▶ **Input data**:
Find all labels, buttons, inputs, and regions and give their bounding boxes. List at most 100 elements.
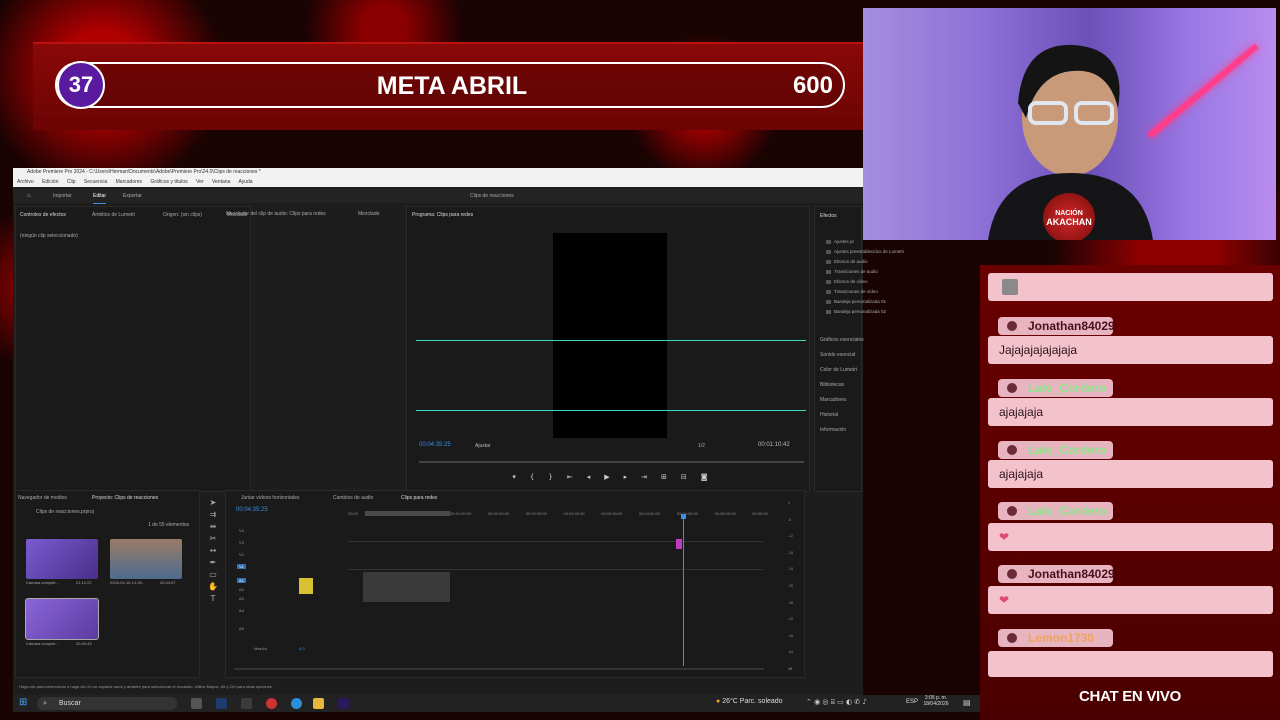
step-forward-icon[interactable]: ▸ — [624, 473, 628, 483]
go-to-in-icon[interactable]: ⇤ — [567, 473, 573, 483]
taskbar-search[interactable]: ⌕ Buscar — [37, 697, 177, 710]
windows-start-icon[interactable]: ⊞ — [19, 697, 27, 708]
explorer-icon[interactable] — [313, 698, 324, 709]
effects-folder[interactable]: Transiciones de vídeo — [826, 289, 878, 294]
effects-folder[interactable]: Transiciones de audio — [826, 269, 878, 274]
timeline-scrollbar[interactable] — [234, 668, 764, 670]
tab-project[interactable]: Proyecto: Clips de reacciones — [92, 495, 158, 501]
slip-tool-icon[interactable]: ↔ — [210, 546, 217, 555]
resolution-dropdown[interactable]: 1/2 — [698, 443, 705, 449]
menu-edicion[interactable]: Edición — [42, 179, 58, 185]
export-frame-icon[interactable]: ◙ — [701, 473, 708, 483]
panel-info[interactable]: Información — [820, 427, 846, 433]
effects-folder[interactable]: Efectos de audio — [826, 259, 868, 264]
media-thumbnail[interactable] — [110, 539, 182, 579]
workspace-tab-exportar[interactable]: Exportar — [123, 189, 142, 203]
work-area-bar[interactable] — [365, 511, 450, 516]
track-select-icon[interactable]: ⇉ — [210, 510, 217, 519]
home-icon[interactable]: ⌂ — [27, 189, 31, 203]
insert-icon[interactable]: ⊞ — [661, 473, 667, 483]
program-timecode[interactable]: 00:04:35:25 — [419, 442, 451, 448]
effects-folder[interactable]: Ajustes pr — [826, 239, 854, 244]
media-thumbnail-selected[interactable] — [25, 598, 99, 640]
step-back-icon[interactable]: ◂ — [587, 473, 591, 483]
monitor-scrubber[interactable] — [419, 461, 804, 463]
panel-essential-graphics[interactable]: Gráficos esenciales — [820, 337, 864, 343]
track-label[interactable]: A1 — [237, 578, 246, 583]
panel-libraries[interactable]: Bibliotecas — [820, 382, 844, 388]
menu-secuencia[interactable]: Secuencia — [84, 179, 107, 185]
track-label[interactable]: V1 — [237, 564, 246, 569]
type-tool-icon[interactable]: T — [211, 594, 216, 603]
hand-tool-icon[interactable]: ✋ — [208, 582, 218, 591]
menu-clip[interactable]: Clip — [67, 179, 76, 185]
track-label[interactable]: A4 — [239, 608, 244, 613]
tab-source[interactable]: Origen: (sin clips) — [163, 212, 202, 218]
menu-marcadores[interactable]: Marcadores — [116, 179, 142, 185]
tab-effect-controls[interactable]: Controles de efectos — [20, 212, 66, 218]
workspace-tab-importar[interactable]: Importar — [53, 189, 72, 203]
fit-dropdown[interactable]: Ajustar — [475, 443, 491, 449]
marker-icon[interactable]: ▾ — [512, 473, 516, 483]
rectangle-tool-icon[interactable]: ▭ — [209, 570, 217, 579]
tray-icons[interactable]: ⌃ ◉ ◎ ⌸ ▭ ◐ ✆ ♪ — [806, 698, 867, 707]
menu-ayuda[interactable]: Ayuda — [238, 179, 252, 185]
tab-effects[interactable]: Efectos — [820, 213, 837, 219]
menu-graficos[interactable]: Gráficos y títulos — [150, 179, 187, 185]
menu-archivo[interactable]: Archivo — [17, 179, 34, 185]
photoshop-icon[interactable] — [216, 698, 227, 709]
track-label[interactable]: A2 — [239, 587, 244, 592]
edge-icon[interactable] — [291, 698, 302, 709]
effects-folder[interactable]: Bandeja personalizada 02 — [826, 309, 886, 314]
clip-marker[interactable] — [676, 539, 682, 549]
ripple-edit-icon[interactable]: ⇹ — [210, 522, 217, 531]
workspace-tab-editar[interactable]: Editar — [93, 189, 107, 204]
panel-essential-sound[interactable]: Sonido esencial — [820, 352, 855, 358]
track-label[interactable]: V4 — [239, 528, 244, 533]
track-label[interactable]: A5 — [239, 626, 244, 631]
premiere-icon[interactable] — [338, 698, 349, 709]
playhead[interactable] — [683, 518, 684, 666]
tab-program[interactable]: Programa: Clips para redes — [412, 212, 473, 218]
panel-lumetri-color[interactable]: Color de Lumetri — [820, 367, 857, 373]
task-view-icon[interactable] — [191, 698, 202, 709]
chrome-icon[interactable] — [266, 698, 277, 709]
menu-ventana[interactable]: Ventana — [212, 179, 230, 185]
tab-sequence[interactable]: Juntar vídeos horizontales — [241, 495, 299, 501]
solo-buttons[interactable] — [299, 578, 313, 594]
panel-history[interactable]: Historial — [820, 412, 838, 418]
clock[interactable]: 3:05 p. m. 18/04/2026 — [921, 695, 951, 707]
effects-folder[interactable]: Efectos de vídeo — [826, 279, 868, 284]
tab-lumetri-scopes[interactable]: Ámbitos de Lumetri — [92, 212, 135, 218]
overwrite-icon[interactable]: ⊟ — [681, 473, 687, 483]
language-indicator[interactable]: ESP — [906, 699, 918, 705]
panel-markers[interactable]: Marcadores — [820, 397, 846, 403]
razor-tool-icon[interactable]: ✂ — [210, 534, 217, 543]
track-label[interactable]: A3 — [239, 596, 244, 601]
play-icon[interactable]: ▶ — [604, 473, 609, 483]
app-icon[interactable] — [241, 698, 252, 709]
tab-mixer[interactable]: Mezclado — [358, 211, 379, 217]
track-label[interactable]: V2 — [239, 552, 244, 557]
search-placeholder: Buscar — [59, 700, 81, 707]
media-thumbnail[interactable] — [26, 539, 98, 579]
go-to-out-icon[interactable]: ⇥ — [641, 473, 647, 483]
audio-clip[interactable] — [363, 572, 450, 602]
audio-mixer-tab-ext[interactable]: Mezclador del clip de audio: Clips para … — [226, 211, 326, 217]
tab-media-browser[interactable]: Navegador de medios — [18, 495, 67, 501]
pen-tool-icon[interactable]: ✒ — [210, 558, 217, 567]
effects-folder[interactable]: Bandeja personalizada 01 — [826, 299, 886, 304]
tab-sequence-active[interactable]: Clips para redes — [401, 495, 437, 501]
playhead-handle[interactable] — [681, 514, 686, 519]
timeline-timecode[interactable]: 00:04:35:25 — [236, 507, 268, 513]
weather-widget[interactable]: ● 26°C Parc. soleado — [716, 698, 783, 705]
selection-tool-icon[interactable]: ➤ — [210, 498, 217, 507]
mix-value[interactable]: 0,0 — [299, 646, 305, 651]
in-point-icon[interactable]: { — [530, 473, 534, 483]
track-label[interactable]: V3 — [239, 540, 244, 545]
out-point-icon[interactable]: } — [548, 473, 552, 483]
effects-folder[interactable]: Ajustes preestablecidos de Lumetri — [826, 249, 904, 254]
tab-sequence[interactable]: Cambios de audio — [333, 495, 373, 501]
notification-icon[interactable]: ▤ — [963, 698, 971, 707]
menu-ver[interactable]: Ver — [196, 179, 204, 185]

* * *

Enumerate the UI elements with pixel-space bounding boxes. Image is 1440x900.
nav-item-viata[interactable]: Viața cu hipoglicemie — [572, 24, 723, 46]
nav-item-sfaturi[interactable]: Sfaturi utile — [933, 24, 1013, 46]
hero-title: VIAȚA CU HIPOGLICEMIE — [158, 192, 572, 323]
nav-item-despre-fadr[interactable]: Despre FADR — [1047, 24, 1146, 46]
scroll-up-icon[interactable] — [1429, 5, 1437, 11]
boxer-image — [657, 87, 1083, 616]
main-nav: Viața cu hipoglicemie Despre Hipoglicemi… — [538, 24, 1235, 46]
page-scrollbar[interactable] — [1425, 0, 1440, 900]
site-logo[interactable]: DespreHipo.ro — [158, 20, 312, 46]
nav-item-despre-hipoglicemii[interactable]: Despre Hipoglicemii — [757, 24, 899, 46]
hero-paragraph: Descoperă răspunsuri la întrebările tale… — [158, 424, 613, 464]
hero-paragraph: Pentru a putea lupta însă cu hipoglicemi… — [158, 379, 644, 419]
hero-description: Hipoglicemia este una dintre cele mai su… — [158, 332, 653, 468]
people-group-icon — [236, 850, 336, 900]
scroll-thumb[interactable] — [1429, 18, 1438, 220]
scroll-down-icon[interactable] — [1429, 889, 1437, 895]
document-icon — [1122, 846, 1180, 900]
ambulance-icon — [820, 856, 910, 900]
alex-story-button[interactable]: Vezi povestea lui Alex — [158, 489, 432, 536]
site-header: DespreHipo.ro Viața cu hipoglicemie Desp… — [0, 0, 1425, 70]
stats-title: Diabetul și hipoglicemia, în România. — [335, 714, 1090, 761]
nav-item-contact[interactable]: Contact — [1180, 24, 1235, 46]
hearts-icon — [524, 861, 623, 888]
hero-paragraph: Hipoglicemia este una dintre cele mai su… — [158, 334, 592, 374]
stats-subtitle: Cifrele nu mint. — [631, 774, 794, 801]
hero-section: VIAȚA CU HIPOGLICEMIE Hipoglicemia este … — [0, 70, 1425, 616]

▶ **Given request**: Please report every line of the data above that contains the string "tool".

▶ **Answer for the task**:
slip-tool-icon[interactable]: ↔ — [210, 546, 217, 555]
type-tool-icon[interactable]: T — [211, 594, 216, 603]
hand-tool-icon[interactable]: ✋ — [208, 582, 218, 591]
rectangle-tool-icon[interactable]: ▭ — [209, 570, 217, 579]
razor-tool-icon[interactable]: ✂ — [210, 534, 217, 543]
pen-tool-icon[interactable]: ✒ — [210, 558, 217, 567]
selection-tool-icon[interactable]: ➤ — [210, 498, 217, 507]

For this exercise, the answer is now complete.